Data tied to figure images

______________________________

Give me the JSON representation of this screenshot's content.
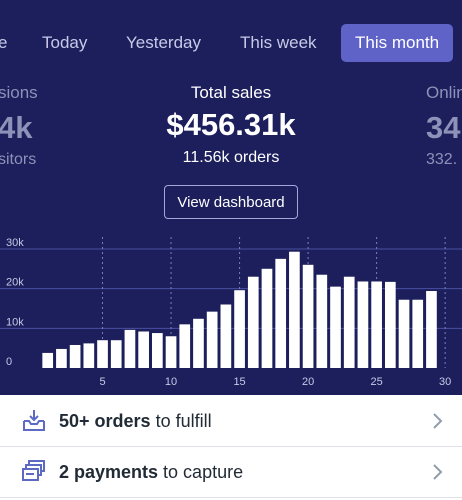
{
  "tabs": [
    {
      "label": "Today",
      "active": false
    },
    {
      "label": "Yesterday",
      "active": false
    },
    {
      "label": "This week",
      "active": false
    },
    {
      "label": "This month",
      "active": true
    }
  ],
  "tab_partial_left": "e",
  "stats": {
    "left": {
      "label": "sions",
      "value": "4k",
      "sub": "sitors"
    },
    "center": {
      "label": "Total sales",
      "value": "$456.31k",
      "sub": "11.56k orders"
    },
    "right": {
      "label": "Onlin",
      "value": "34",
      "sub": "332."
    }
  },
  "view_dashboard_label": "View dashboard",
  "chart_data": {
    "type": "bar",
    "x": [
      1,
      2,
      3,
      4,
      5,
      6,
      7,
      8,
      9,
      10,
      11,
      12,
      13,
      14,
      15,
      16,
      17,
      18,
      19,
      20,
      21,
      22,
      23,
      24,
      25,
      26,
      27,
      28,
      29,
      30
    ],
    "values": [
      3800,
      4800,
      5800,
      6200,
      7000,
      7000,
      9600,
      9200,
      8800,
      8000,
      11000,
      12400,
      14200,
      16000,
      19600,
      23000,
      25000,
      27500,
      29300,
      26000,
      23500,
      20500,
      23000,
      21800,
      21800,
      21700,
      17200,
      17200,
      19400,
      null
    ],
    "xticks": [
      "5",
      "10",
      "15",
      "20",
      "25",
      "30"
    ],
    "xtick_values": [
      5,
      10,
      15,
      20,
      25,
      30
    ],
    "yticks": [
      "30k",
      "20k",
      "10k",
      "0"
    ],
    "ytick_values": [
      30000,
      20000,
      10000,
      0
    ],
    "ylim": [
      0,
      32000
    ],
    "xlim": [
      0,
      30.5
    ],
    "grid": true
  },
  "tasks": [
    {
      "bold": "50+ orders",
      "rest": " to fulfill",
      "icon": "inbox-download-icon"
    },
    {
      "bold": "2 payments",
      "rest": " to capture",
      "icon": "cards-stack-icon"
    }
  ],
  "colors": {
    "hero_bg": "#1c1f5c",
    "accent": "#5f63c8",
    "bar": "#ffffff",
    "grid": "#4a4fa0"
  }
}
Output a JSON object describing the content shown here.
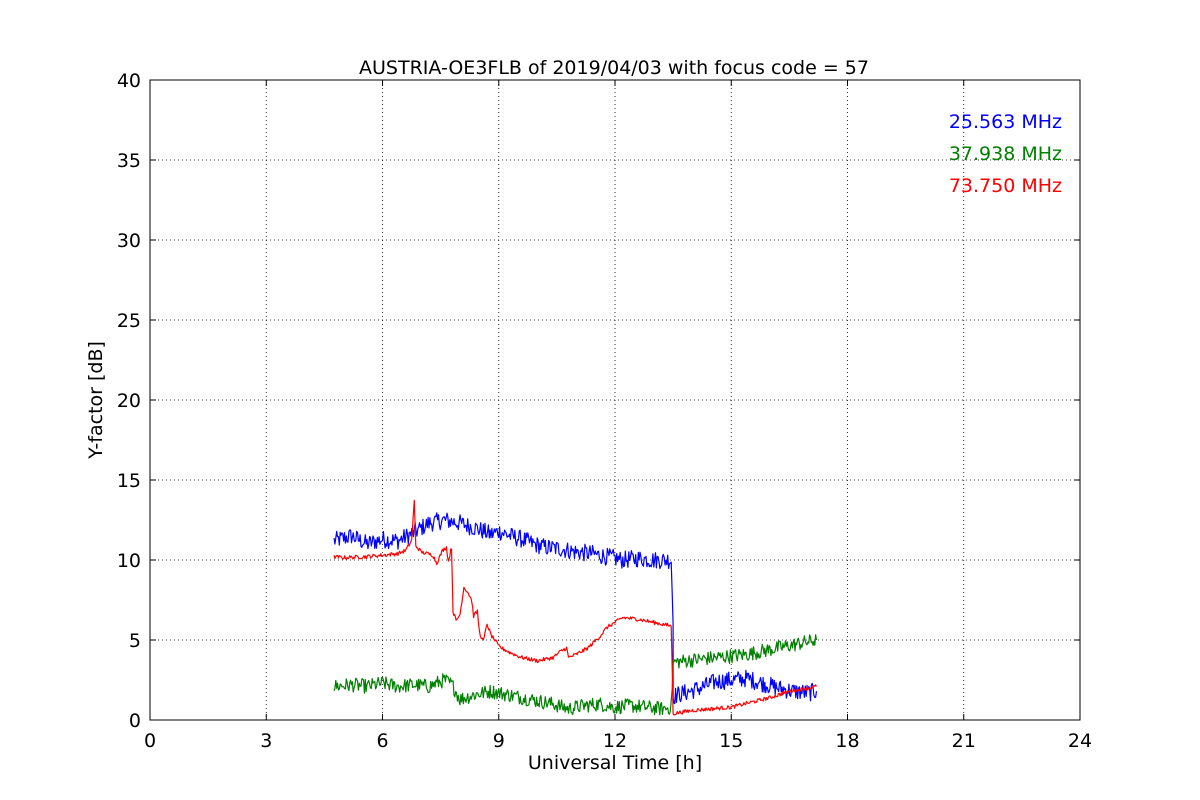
{
  "chart_data": {
    "type": "line",
    "title": "AUSTRIA-OE3FLB of 2019/04/03 with focus code = 57",
    "xlabel": "Universal Time [h]",
    "ylabel": "Y-factor [dB]",
    "xlim": [
      0,
      24
    ],
    "ylim": [
      0,
      40
    ],
    "xticks": [
      "0",
      "3",
      "6",
      "9",
      "12",
      "15",
      "18",
      "21",
      "24"
    ],
    "yticks": [
      "0",
      "5",
      "10",
      "15",
      "20",
      "25",
      "30",
      "35",
      "40"
    ],
    "grid": true,
    "legend_placement": "top-right",
    "series": [
      {
        "name": "25.563 MHz",
        "color": "#0000ff",
        "points": [
          [
            4.75,
            11.2
          ],
          [
            5.2,
            11.5
          ],
          [
            5.6,
            11.0
          ],
          [
            6.0,
            11.3
          ],
          [
            6.4,
            11.2
          ],
          [
            6.8,
            11.7
          ],
          [
            7.2,
            12.3
          ],
          [
            7.6,
            12.5
          ],
          [
            8.0,
            12.3
          ],
          [
            8.4,
            12.0
          ],
          [
            8.8,
            11.6
          ],
          [
            9.0,
            11.8
          ],
          [
            9.3,
            11.5
          ],
          [
            9.6,
            11.3
          ],
          [
            9.9,
            11.0
          ],
          [
            10.2,
            10.8
          ],
          [
            10.6,
            10.7
          ],
          [
            11.0,
            10.5
          ],
          [
            11.4,
            10.4
          ],
          [
            11.8,
            10.2
          ],
          [
            12.2,
            10.0
          ],
          [
            12.6,
            10.1
          ],
          [
            13.0,
            10.0
          ],
          [
            13.45,
            10.0
          ],
          [
            13.5,
            6.0
          ],
          [
            13.5,
            1.5
          ],
          [
            13.8,
            1.7
          ],
          [
            14.2,
            2.0
          ],
          [
            14.6,
            2.4
          ],
          [
            15.0,
            2.5
          ],
          [
            15.4,
            2.6
          ],
          [
            15.8,
            2.3
          ],
          [
            16.2,
            2.0
          ],
          [
            16.6,
            1.8
          ],
          [
            17.0,
            1.7
          ],
          [
            17.2,
            1.8
          ]
        ],
        "noise": 0.55
      },
      {
        "name": "37.938 MHz",
        "color": "#008000",
        "points": [
          [
            4.75,
            2.1
          ],
          [
            5.2,
            2.2
          ],
          [
            5.6,
            2.1
          ],
          [
            6.0,
            2.3
          ],
          [
            6.4,
            2.1
          ],
          [
            6.8,
            2.2
          ],
          [
            7.2,
            2.1
          ],
          [
            7.6,
            2.5
          ],
          [
            7.8,
            2.2
          ],
          [
            8.0,
            1.3
          ],
          [
            8.4,
            1.6
          ],
          [
            8.8,
            1.8
          ],
          [
            9.2,
            1.6
          ],
          [
            9.6,
            1.4
          ],
          [
            10.0,
            1.2
          ],
          [
            10.4,
            1.0
          ],
          [
            10.8,
            0.7
          ],
          [
            11.2,
            0.9
          ],
          [
            11.6,
            1.0
          ],
          [
            12.0,
            0.8
          ],
          [
            12.4,
            0.9
          ],
          [
            12.8,
            0.8
          ],
          [
            13.2,
            0.7
          ],
          [
            13.45,
            0.8
          ],
          [
            13.5,
            3.6
          ],
          [
            13.8,
            3.7
          ],
          [
            14.2,
            3.8
          ],
          [
            14.6,
            3.9
          ],
          [
            15.0,
            4.0
          ],
          [
            15.4,
            4.1
          ],
          [
            15.8,
            4.3
          ],
          [
            16.2,
            4.5
          ],
          [
            16.6,
            4.7
          ],
          [
            17.0,
            4.9
          ],
          [
            17.2,
            5.0
          ]
        ],
        "noise": 0.45
      },
      {
        "name": "73.750 MHz",
        "color": "#ff0000",
        "points": [
          [
            4.75,
            10.2
          ],
          [
            5.0,
            10.15
          ],
          [
            5.5,
            10.2
          ],
          [
            6.0,
            10.3
          ],
          [
            6.4,
            10.4
          ],
          [
            6.6,
            10.6
          ],
          [
            6.75,
            11.2
          ],
          [
            6.82,
            13.7
          ],
          [
            6.86,
            10.9
          ],
          [
            7.0,
            10.5
          ],
          [
            7.3,
            10.3
          ],
          [
            7.4,
            9.8
          ],
          [
            7.55,
            10.6
          ],
          [
            7.65,
            10.8
          ],
          [
            7.7,
            9.9
          ],
          [
            7.78,
            10.8
          ],
          [
            7.82,
            6.8
          ],
          [
            7.9,
            6.2
          ],
          [
            8.0,
            6.6
          ],
          [
            8.1,
            8.3
          ],
          [
            8.2,
            8.0
          ],
          [
            8.3,
            7.5
          ],
          [
            8.35,
            6.5
          ],
          [
            8.45,
            6.8
          ],
          [
            8.5,
            5.5
          ],
          [
            8.6,
            4.9
          ],
          [
            8.7,
            6.0
          ],
          [
            8.8,
            5.3
          ],
          [
            8.9,
            5.0
          ],
          [
            9.0,
            4.6
          ],
          [
            9.3,
            4.2
          ],
          [
            9.6,
            3.9
          ],
          [
            10.0,
            3.7
          ],
          [
            10.4,
            3.9
          ],
          [
            10.6,
            4.3
          ],
          [
            10.75,
            4.5
          ],
          [
            10.8,
            3.9
          ],
          [
            11.0,
            4.1
          ],
          [
            11.3,
            4.5
          ],
          [
            11.6,
            5.2
          ],
          [
            11.8,
            5.8
          ],
          [
            12.0,
            6.1
          ],
          [
            12.2,
            6.4
          ],
          [
            12.6,
            6.3
          ],
          [
            13.0,
            6.1
          ],
          [
            13.4,
            5.9
          ],
          [
            13.45,
            5.9
          ],
          [
            13.5,
            0.4
          ],
          [
            14.0,
            0.6
          ],
          [
            14.5,
            0.7
          ],
          [
            15.0,
            0.8
          ],
          [
            15.5,
            1.1
          ],
          [
            16.0,
            1.4
          ],
          [
            16.5,
            1.8
          ],
          [
            17.0,
            2.0
          ],
          [
            17.2,
            2.1
          ]
        ],
        "noise": 0.12
      }
    ]
  }
}
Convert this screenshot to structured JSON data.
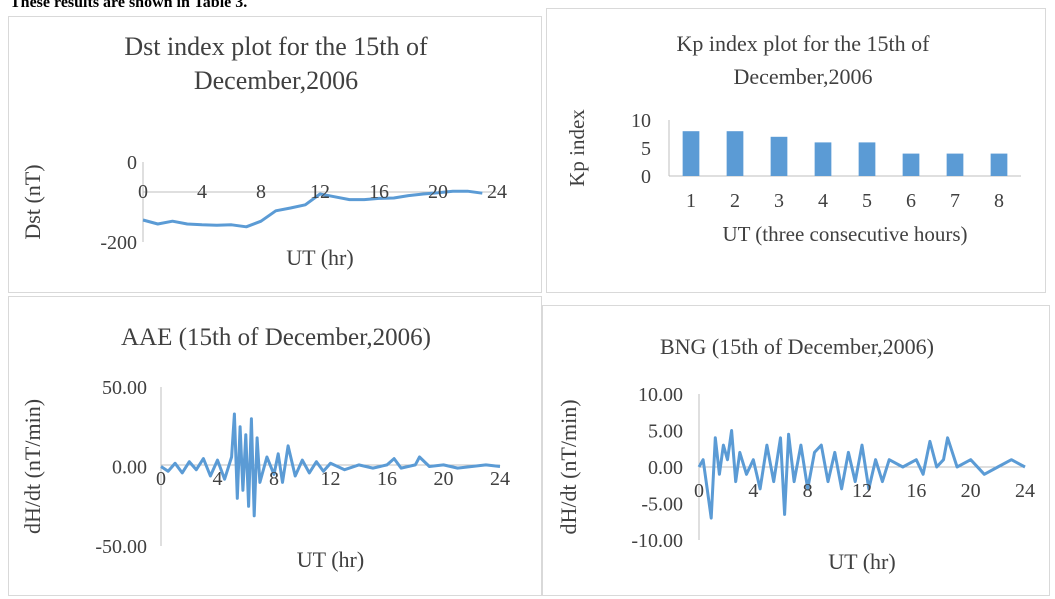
{
  "caption": "These results are shown in Table 3.",
  "colors": {
    "series": "#5b9bd5",
    "axis": "#bfbfbf",
    "text": "#404040"
  },
  "chart_data": [
    {
      "type": "line",
      "title": "Dst index plot for the 15th of December,2006",
      "title_lines": [
        "Dst index plot for the 15th of",
        "December,2006"
      ],
      "xlabel": "UT (hr)",
      "ylabel": "Dst (nT)",
      "xlim": [
        0,
        24
      ],
      "ylim": [
        -200,
        0
      ],
      "xticks": [
        "0",
        "4",
        "8",
        "12",
        "16",
        "20",
        "24"
      ],
      "yticks": [
        "0",
        "-200"
      ],
      "grid": false,
      "series": [
        {
          "x": [
            0,
            1,
            2,
            3,
            4,
            5,
            6,
            7,
            8,
            9,
            10,
            11,
            12,
            13,
            14,
            15,
            16,
            17,
            18,
            19,
            20,
            21,
            22,
            23
          ],
          "values": [
            -145,
            -155,
            -148,
            -155,
            -157,
            -158,
            -157,
            -162,
            -148,
            -122,
            -115,
            -107,
            -80,
            -87,
            -94,
            -94,
            -91,
            -90,
            -84,
            -80,
            -77,
            -73,
            -73,
            -78
          ]
        }
      ]
    },
    {
      "type": "bar",
      "title": "Kp index plot for the 15th of December,2006",
      "title_lines": [
        "Kp index plot for the 15th of",
        "December,2006"
      ],
      "xlabel": "UT (three consecutive hours)",
      "ylabel": "Kp index",
      "categories": [
        "1",
        "2",
        "3",
        "4",
        "5",
        "6",
        "7",
        "8"
      ],
      "values": [
        8,
        8,
        7,
        6,
        6,
        4,
        4,
        4
      ],
      "ylim": [
        0,
        10
      ],
      "yticks": [
        "10",
        "5",
        "0"
      ],
      "grid": false
    },
    {
      "type": "line",
      "title": "AAE (15th of December,2006)",
      "xlabel": "UT (hr)",
      "ylabel": "dH/dt (nT/min)",
      "xlim": [
        0,
        24
      ],
      "ylim": [
        -50,
        50
      ],
      "xticks": [
        "0",
        "4",
        "8",
        "12",
        "16",
        "20",
        "24"
      ],
      "yticks": [
        "50.00",
        "0.00",
        "-50.00"
      ],
      "grid": false,
      "series": [
        {
          "x": [
            0,
            0.5,
            1,
            1.5,
            2,
            2.5,
            3,
            3.5,
            4,
            4.5,
            5,
            5.2,
            5.4,
            5.6,
            5.8,
            6,
            6.2,
            6.4,
            6.6,
            6.8,
            7,
            7.5,
            8,
            8.3,
            8.6,
            9,
            9.5,
            10,
            10.5,
            11,
            11.5,
            12,
            13,
            14,
            15,
            16,
            16.5,
            17,
            18,
            18.3,
            19,
            20,
            21,
            22,
            23,
            24
          ],
          "values": [
            0,
            -3,
            2,
            -4,
            3,
            -2,
            5,
            -6,
            4,
            -8,
            6,
            33,
            -20,
            25,
            -15,
            20,
            -25,
            30,
            -31,
            18,
            -10,
            6,
            -5,
            8,
            -10,
            13,
            -6,
            4,
            -4,
            3,
            -3,
            2,
            -2,
            1,
            -1,
            1,
            5,
            -1,
            1,
            6,
            0,
            1,
            -1,
            0,
            1,
            0
          ]
        }
      ]
    },
    {
      "type": "line",
      "title": "BNG (15th of December,2006)",
      "xlabel": "UT (hr)",
      "ylabel": "dH/dt (nT/min)",
      "xlim": [
        0,
        24
      ],
      "ylim": [
        -10,
        10
      ],
      "xticks": [
        "0",
        "4",
        "8",
        "12",
        "16",
        "20",
        "24"
      ],
      "yticks": [
        "10.00",
        "5.00",
        "0.00",
        "-5.00",
        "-10.00"
      ],
      "grid": false,
      "series": [
        {
          "x": [
            0,
            0.3,
            0.6,
            0.9,
            1.2,
            1.5,
            1.8,
            2.1,
            2.4,
            2.7,
            3,
            3.5,
            4,
            4.5,
            5,
            5.5,
            6,
            6.3,
            6.6,
            7,
            7.5,
            8,
            8.5,
            9,
            9.5,
            10,
            10.5,
            11,
            11.5,
            12,
            12.5,
            13,
            13.5,
            14,
            15,
            16,
            16.5,
            17,
            17.5,
            18,
            18.3,
            19,
            20,
            21,
            22,
            23,
            24
          ],
          "values": [
            0,
            1,
            -3,
            -7,
            4,
            -1,
            3,
            1,
            5,
            -2,
            2,
            -1,
            1,
            -3,
            3,
            -2,
            4,
            -6.5,
            4.5,
            -2,
            3,
            -3,
            2,
            3,
            -2,
            2,
            -3,
            2,
            -2,
            3,
            -3,
            1,
            -2,
            1,
            0,
            1,
            -1,
            3.5,
            0,
            1,
            4,
            0,
            1,
            -1,
            0,
            1,
            0
          ]
        }
      ]
    }
  ]
}
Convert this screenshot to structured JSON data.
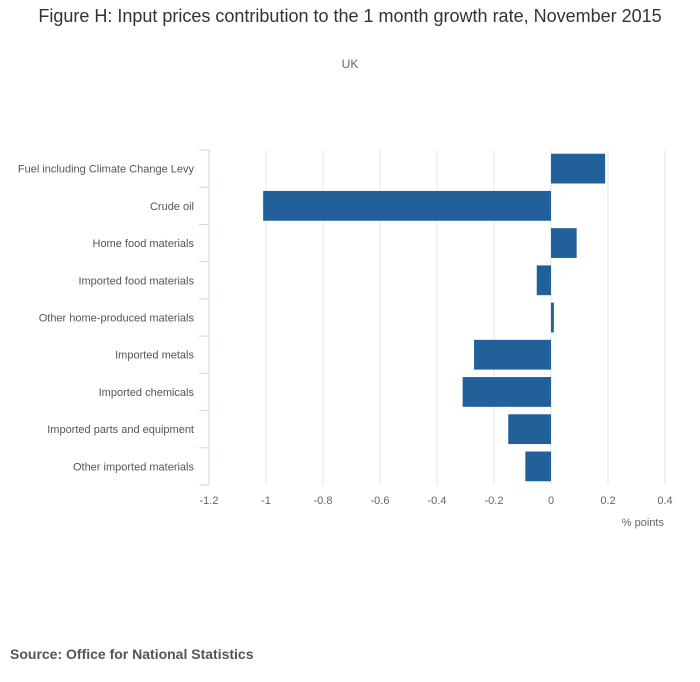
{
  "chart_data": {
    "type": "bar",
    "orientation": "horizontal",
    "title": "Figure H: Input prices contribution to the 1 month growth rate, November 2015",
    "subtitle": "UK",
    "categories": [
      "Fuel including Climate Change Levy",
      "Crude oil",
      "Home food materials",
      "Imported food materials",
      "Other home-produced materials",
      "Imported metals",
      "Imported chemicals",
      "Imported parts and equipment",
      "Other imported materials"
    ],
    "values": [
      0.19,
      -1.01,
      0.09,
      -0.05,
      0.01,
      -0.27,
      -0.31,
      -0.15,
      -0.09
    ],
    "xlim": [
      -1.2,
      0.4
    ],
    "xticks": [
      -1.2,
      -1,
      -0.8,
      -0.6,
      -0.4,
      -0.2,
      0,
      0.2,
      0.4
    ],
    "xtick_labels": [
      "-1.2",
      "-1",
      "-0.8",
      "-0.6",
      "-0.4",
      "-0.2",
      "0",
      "0.2",
      "0.4"
    ],
    "xlabel": "% points",
    "ylabel": "",
    "grid": true,
    "bar_color": "#22609a"
  },
  "source": "Source: Office for National Statistics"
}
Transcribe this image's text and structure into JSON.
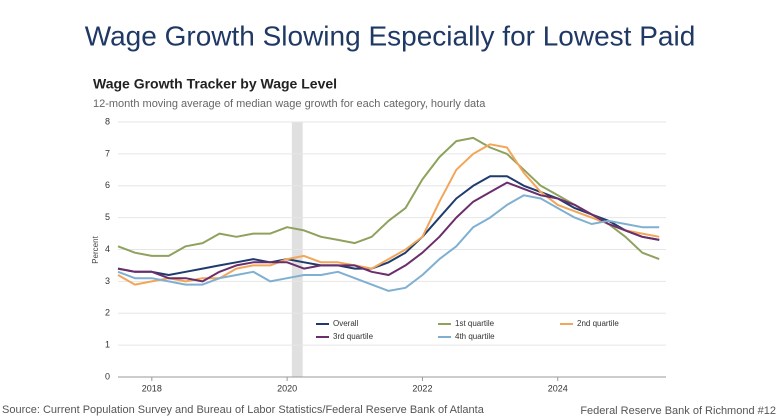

______________________________

#### [BRIEF]
Go through the records and pull out each line that includes the word "shown".

#### [OUTPUT OF THE TASK]
Output a JSON object describing the content shown here.
  "caption": "These results are shown in Table 3.",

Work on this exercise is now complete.